Data items:
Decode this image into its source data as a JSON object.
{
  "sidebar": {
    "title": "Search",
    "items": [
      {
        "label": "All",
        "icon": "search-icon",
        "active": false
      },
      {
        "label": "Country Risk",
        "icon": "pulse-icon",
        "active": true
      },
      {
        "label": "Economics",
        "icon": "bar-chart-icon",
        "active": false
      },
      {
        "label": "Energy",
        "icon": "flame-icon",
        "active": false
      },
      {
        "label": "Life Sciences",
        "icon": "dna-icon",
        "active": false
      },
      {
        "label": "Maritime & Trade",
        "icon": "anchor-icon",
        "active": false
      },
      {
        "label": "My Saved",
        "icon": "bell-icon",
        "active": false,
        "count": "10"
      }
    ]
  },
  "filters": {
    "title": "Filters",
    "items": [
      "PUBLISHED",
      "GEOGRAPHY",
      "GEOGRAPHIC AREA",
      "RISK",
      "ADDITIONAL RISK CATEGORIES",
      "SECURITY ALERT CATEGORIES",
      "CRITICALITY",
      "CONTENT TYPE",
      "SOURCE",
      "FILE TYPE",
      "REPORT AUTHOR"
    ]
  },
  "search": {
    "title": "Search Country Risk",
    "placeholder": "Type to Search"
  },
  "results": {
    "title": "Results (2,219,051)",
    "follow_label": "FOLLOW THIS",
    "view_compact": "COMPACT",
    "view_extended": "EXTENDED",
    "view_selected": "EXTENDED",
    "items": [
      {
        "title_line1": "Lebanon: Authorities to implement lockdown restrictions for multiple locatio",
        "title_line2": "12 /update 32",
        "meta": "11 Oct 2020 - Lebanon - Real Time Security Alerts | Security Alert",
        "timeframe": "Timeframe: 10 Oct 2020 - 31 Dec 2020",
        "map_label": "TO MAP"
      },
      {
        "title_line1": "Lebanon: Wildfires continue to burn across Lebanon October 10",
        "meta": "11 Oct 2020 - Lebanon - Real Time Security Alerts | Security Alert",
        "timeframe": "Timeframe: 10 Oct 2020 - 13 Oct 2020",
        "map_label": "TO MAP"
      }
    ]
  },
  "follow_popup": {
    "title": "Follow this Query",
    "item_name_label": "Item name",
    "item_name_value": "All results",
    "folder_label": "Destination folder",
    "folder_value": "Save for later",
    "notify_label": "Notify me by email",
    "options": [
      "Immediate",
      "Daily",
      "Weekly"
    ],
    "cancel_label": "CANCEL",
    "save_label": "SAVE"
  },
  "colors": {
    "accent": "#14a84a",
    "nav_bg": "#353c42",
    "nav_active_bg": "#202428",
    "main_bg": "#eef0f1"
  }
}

**Job**:
Copy each line of the data above without altering a single character.

**Answer below**:
Decode this image into its source data as a JSON object.
{
  "sidebar": {
    "title": "Search",
    "items": [
      {
        "label": "All",
        "icon": "search-icon",
        "active": false
      },
      {
        "label": "Country Risk",
        "icon": "pulse-icon",
        "active": true
      },
      {
        "label": "Economics",
        "icon": "bar-chart-icon",
        "active": false
      },
      {
        "label": "Energy",
        "icon": "flame-icon",
        "active": false
      },
      {
        "label": "Life Sciences",
        "icon": "dna-icon",
        "active": false
      },
      {
        "label": "Maritime & Trade",
        "icon": "anchor-icon",
        "active": false
      },
      {
        "label": "My Saved",
        "icon": "bell-icon",
        "active": false,
        "count": "10"
      }
    ]
  },
  "filters": {
    "title": "Filters",
    "items": [
      "PUBLISHED",
      "GEOGRAPHY",
      "GEOGRAPHIC AREA",
      "RISK",
      "ADDITIONAL RISK CATEGORIES",
      "SECURITY ALERT CATEGORIES",
      "CRITICALITY",
      "CONTENT TYPE",
      "SOURCE",
      "FILE TYPE",
      "REPORT AUTHOR"
    ]
  },
  "search": {
    "title": "Search Country Risk",
    "placeholder": "Type to Search"
  },
  "results": {
    "title": "Results (2,219,051)",
    "follow_label": "FOLLOW THIS",
    "view_compact": "COMPACT",
    "view_extended": "EXTENDED",
    "view_selected": "EXTENDED",
    "items": [
      {
        "title_line1": "Lebanon: Authorities to implement lockdown restrictions for multiple locatio",
        "title_line2": "12 /update 32",
        "meta": "11 Oct 2020 - Lebanon - Real Time Security Alerts | Security Alert",
        "timeframe": "Timeframe: 10 Oct 2020 - 31 Dec 2020",
        "map_label": "TO MAP"
      },
      {
        "title_line1": "Lebanon: Wildfires continue to burn across Lebanon October 10",
        "meta": "11 Oct 2020 - Lebanon - Real Time Security Alerts | Security Alert",
        "timeframe": "Timeframe: 10 Oct 2020 - 13 Oct 2020",
        "map_label": "TO MAP"
      }
    ]
  },
  "follow_popup": {
    "title": "Follow this Query",
    "item_name_label": "Item name",
    "item_name_value": "All results",
    "folder_label": "Destination folder",
    "folder_value": "Save for later",
    "notify_label": "Notify me by email",
    "options": [
      "Immediate",
      "Daily",
      "Weekly"
    ],
    "cancel_label": "CANCEL",
    "save_label": "SAVE"
  },
  "colors": {
    "accent": "#14a84a",
    "nav_bg": "#353c42",
    "nav_active_bg": "#202428",
    "main_bg": "#eef0f1"
  }
}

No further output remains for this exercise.